What to work on —
Copy all of the material below word for word, but leave out the pictures.

= = = = =

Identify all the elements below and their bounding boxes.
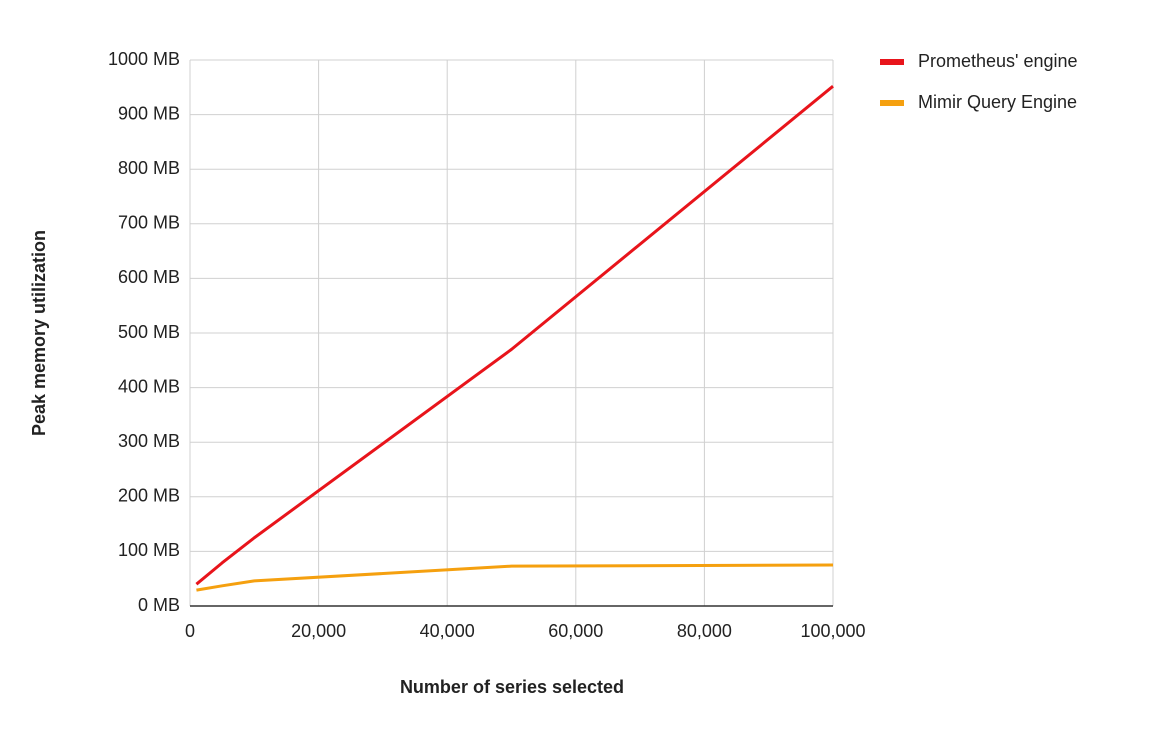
- x-tick-label: 0: [185, 621, 195, 641]
- y-tick-label: 100 MB: [118, 540, 180, 560]
- x-axis-title: Number of series selected: [400, 677, 624, 697]
- y-tick-label: 1000 MB: [108, 49, 180, 69]
- x-tick-label: 100,000: [800, 621, 865, 641]
- series-line: [196, 563, 834, 592]
- y-tick-label: 200 MB: [118, 486, 180, 506]
- legend-label: Prometheus' engine: [918, 51, 1078, 71]
- y-axis-title: Peak memory utilization: [29, 230, 49, 436]
- y-tick-label: 0 MB: [138, 595, 180, 615]
- x-tick-label: 80,000: [677, 621, 732, 641]
- y-tick-label: 800 MB: [118, 158, 180, 178]
- x-tick-label: 40,000: [420, 621, 475, 641]
- x-tick-label: 20,000: [291, 621, 346, 641]
- legend-label: Mimir Query Engine: [918, 92, 1077, 112]
- y-tick-label: 300 MB: [118, 431, 180, 451]
- y-tick-label: 600 MB: [118, 267, 180, 287]
- series-line: [195, 85, 834, 586]
- y-tick-label: 400 MB: [118, 376, 180, 396]
- y-tick-label: 900 MB: [118, 103, 180, 123]
- y-tick-label: 700 MB: [118, 213, 180, 233]
- y-tick-label: 500 MB: [118, 322, 180, 342]
- x-tick-label: 60,000: [548, 621, 603, 641]
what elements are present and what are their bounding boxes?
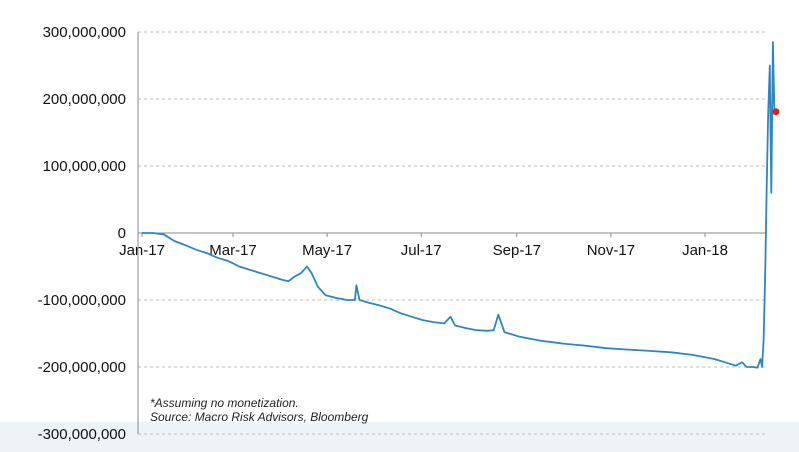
x-tick-label: Sep-17 — [493, 242, 541, 259]
x-tick-label: Nov-17 — [587, 242, 635, 259]
x-tick-label: Jan-18 — [682, 242, 728, 259]
series-line — [142, 41, 777, 369]
y-tick-label: 0 — [118, 225, 126, 242]
y-axis-tick-labels: 300,000,000 200,000,000 100,000,000 0 -100,0… — [38, 24, 126, 443]
y-tick-label: -200,000,000 — [38, 359, 126, 376]
gridlines — [138, 31, 767, 435]
y-tick-label: 200,000,000 — [43, 91, 126, 108]
y-tick-label: -300,000,000 — [38, 426, 126, 443]
note-assumption: *Assuming no monetization. — [150, 396, 299, 410]
x-tick-label: Mar-17 — [209, 242, 257, 259]
axes — [137, 32, 767, 434]
x-tick-label: Jul-17 — [401, 242, 442, 259]
x-axis-tick-labels: Jan-17 Mar-17 May-17 Jul-17 Sep-17 Nov-17 Jan-… — [119, 242, 728, 259]
x-tick-label: Jan-17 — [119, 242, 165, 259]
chart-notes: *Assuming no monetization. Source: Macro… — [150, 396, 369, 424]
y-tick-label: 100,000,000 — [43, 158, 126, 175]
bottom-band — [0, 422, 799, 452]
y-tick-label: 300,000,000 — [43, 24, 126, 41]
y-tick-label: -100,000,000 — [38, 292, 126, 309]
series-layer — [142, 41, 780, 369]
current-value-marker — [772, 108, 780, 116]
note-source: Source: Macro Risk Advisors, Bloomberg — [150, 410, 369, 424]
x-tick-label: May-17 — [302, 242, 352, 259]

= = = = =

The response —
Identify all the elements below and their bounding boxes.
- x-tick-label: 0: [185, 621, 195, 641]
- y-tick-label: 100 MB: [118, 540, 180, 560]
- x-axis-title: Number of series selected: [400, 677, 624, 697]
- y-tick-label: 1000 MB: [108, 49, 180, 69]
- x-tick-label: 100,000: [800, 621, 865, 641]
- series-line: [196, 563, 834, 592]
- y-tick-label: 200 MB: [118, 486, 180, 506]
- legend-label: Prometheus' engine: [918, 51, 1078, 71]
- y-axis-title: Peak memory utilization: [29, 230, 49, 436]
- y-tick-label: 0 MB: [138, 595, 180, 615]
- x-tick-label: 80,000: [677, 621, 732, 641]
- y-tick-label: 800 MB: [118, 158, 180, 178]
- x-tick-label: 40,000: [420, 621, 475, 641]
- x-tick-label: 20,000: [291, 621, 346, 641]
- legend-label: Mimir Query Engine: [918, 92, 1077, 112]
- y-tick-label: 300 MB: [118, 431, 180, 451]
- y-tick-label: 600 MB: [118, 267, 180, 287]
- series-line: [195, 85, 834, 586]
- y-tick-label: 400 MB: [118, 376, 180, 396]
- y-tick-label: 900 MB: [118, 103, 180, 123]
- y-tick-label: 700 MB: [118, 213, 180, 233]
- y-tick-label: 500 MB: [118, 322, 180, 342]
- x-tick-label: 60,000: [548, 621, 603, 641]
what elements are present and what are their bounding boxes?
x-tick-label: Sep-17 — [493, 242, 541, 259]
x-tick-label: Nov-17 — [587, 242, 635, 259]
x-tick-label: Jan-18 — [682, 242, 728, 259]
series-line — [142, 41, 777, 369]
y-tick-label: 0 — [118, 225, 126, 242]
y-axis-tick-labels: 300,000,000 200,000,000 100,000,000 0 -100,0… — [38, 24, 126, 443]
y-tick-label: -200,000,000 — [38, 359, 126, 376]
gridlines — [138, 31, 767, 435]
y-tick-label: 200,000,000 — [43, 91, 126, 108]
y-tick-label: -300,000,000 — [38, 426, 126, 443]
note-assumption: *Assuming no monetization. — [150, 396, 299, 410]
x-tick-label: Mar-17 — [209, 242, 257, 259]
axes — [137, 32, 767, 434]
x-tick-label: Jul-17 — [401, 242, 442, 259]
x-axis-tick-labels: Jan-17 Mar-17 May-17 Jul-17 Sep-17 Nov-17 Jan-… — [119, 242, 728, 259]
x-tick-label: Jan-17 — [119, 242, 165, 259]
chart-notes: *Assuming no monetization. Source: Macro… — [150, 396, 369, 424]
y-tick-label: 100,000,000 — [43, 158, 126, 175]
bottom-band — [0, 422, 799, 452]
y-tick-label: 300,000,000 — [43, 24, 126, 41]
y-tick-label: -100,000,000 — [38, 292, 126, 309]
series-layer — [142, 41, 780, 369]
current-value-marker — [772, 108, 780, 116]
note-source: Source: Macro Risk Advisors, Bloomberg — [150, 410, 369, 424]
x-tick-label: May-17 — [302, 242, 352, 259]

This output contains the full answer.